#### [Short problem]
Tally the lines in the listing below that include "Turcos". Answer with the count and nothing more.

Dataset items
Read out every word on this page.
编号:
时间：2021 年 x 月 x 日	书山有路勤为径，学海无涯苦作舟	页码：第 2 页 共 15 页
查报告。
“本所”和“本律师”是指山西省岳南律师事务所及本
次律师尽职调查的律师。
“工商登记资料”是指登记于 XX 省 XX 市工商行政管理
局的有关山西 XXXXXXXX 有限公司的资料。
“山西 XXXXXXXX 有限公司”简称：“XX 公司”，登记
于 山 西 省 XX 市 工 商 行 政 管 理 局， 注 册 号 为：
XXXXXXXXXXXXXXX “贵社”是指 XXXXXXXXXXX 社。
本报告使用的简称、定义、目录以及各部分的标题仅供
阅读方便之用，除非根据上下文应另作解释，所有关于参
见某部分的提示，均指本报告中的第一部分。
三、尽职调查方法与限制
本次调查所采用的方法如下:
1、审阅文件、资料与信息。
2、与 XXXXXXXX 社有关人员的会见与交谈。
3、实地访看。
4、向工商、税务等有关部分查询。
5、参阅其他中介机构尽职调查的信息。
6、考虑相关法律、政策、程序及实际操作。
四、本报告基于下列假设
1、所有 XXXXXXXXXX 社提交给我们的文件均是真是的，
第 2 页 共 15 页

---

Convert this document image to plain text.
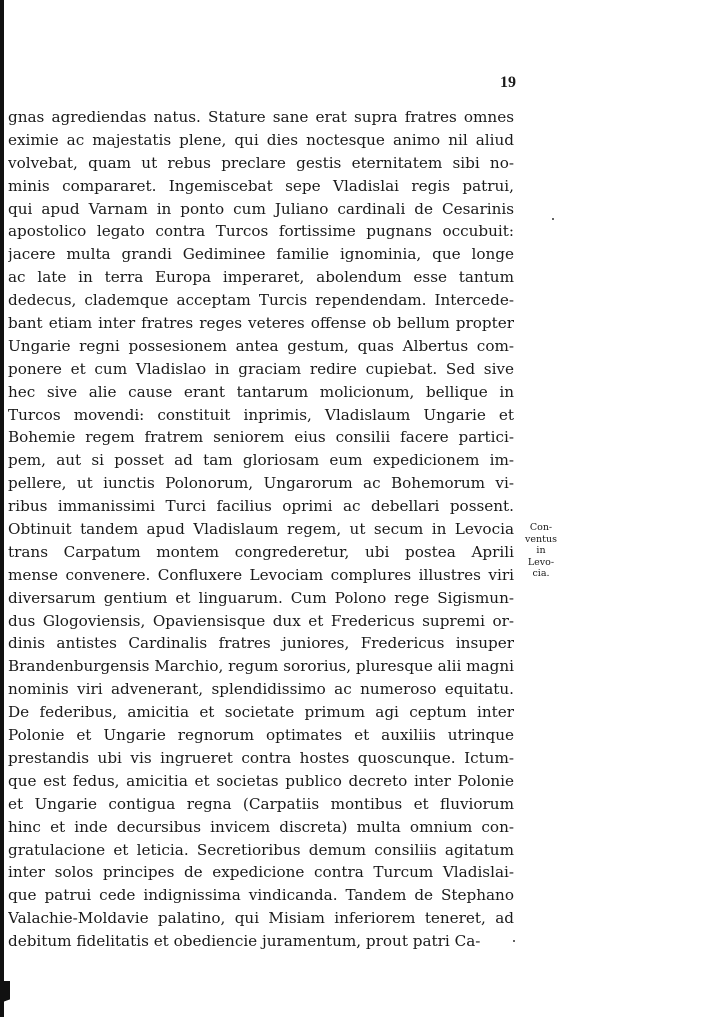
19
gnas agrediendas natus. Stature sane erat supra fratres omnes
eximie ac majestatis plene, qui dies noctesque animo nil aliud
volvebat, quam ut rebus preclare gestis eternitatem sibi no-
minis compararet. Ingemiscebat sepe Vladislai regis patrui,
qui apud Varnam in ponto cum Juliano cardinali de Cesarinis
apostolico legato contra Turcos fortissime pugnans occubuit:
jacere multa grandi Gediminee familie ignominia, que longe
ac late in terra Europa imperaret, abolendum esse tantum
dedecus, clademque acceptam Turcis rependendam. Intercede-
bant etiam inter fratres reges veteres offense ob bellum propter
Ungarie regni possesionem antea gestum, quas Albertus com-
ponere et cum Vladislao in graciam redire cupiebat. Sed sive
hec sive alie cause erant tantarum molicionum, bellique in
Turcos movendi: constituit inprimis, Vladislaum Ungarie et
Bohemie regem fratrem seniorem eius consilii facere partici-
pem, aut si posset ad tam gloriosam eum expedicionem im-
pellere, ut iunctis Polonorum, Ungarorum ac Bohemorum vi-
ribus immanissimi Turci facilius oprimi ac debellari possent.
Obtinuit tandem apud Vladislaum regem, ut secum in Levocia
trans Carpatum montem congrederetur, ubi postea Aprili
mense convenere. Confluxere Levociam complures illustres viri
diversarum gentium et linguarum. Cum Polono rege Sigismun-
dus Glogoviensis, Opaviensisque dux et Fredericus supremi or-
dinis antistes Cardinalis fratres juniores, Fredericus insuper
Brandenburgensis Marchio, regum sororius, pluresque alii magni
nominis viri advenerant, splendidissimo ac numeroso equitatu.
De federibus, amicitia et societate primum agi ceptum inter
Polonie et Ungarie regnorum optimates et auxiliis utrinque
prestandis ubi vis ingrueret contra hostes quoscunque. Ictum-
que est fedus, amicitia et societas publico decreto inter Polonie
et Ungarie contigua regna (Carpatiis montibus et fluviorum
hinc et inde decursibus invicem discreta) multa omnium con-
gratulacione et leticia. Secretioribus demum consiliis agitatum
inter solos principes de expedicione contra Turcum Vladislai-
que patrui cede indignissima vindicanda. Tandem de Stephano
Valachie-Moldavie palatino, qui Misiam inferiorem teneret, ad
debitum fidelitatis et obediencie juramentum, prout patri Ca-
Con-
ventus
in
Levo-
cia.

...

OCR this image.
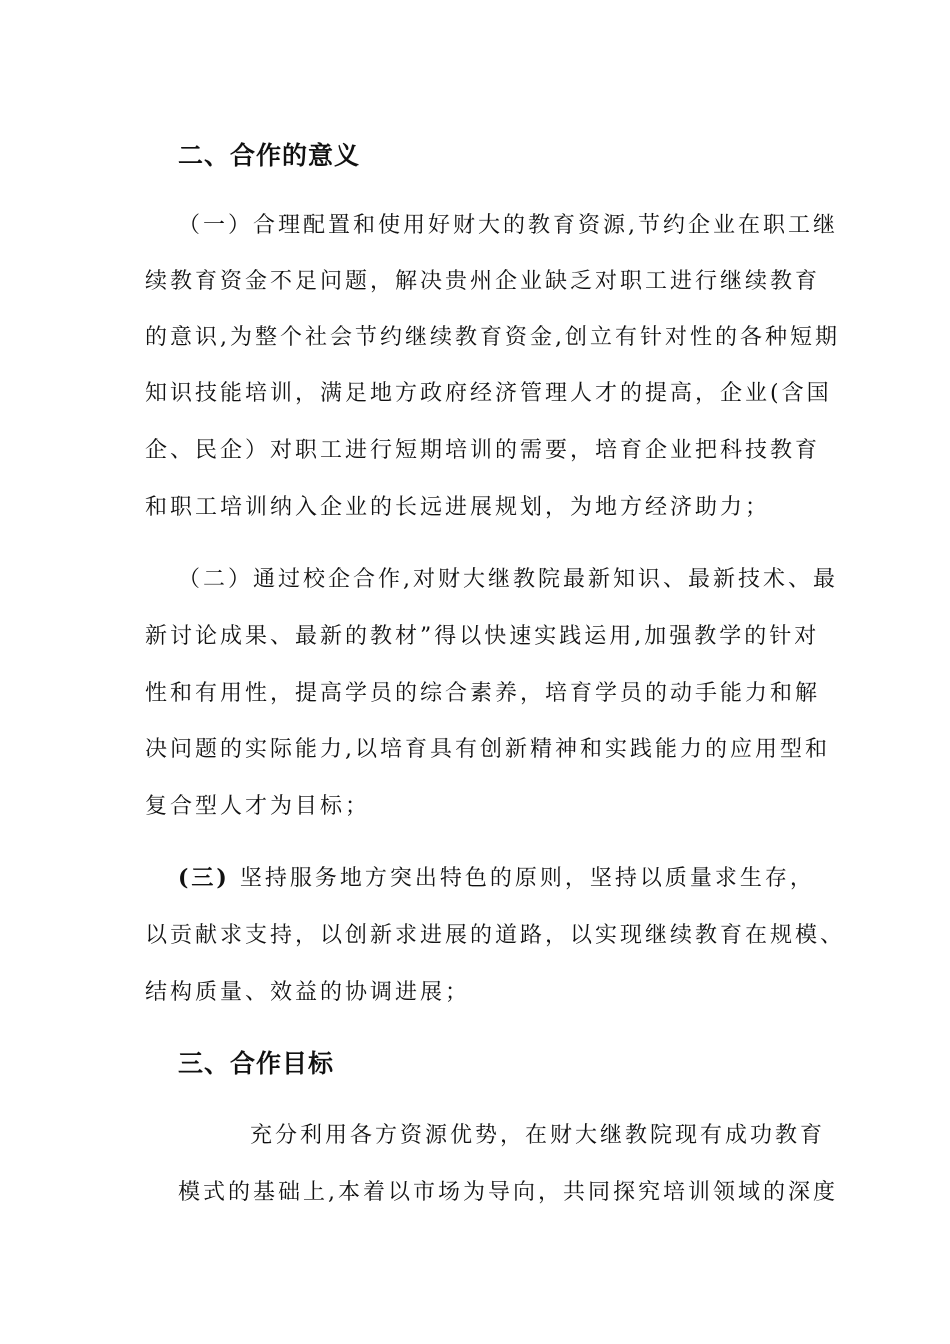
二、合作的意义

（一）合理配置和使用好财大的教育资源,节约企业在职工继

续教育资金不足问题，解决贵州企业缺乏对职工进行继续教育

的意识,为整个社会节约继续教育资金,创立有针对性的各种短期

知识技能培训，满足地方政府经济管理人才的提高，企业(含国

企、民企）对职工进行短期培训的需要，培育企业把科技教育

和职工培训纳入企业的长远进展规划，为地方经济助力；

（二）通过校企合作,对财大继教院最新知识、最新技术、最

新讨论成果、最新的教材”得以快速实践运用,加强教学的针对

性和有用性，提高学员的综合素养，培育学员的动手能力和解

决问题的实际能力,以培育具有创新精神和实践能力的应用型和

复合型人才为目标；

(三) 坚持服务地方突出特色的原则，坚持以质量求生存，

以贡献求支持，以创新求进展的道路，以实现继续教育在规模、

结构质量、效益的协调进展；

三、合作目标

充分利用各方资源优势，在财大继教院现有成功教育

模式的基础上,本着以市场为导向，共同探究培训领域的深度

#### [Written solution]
2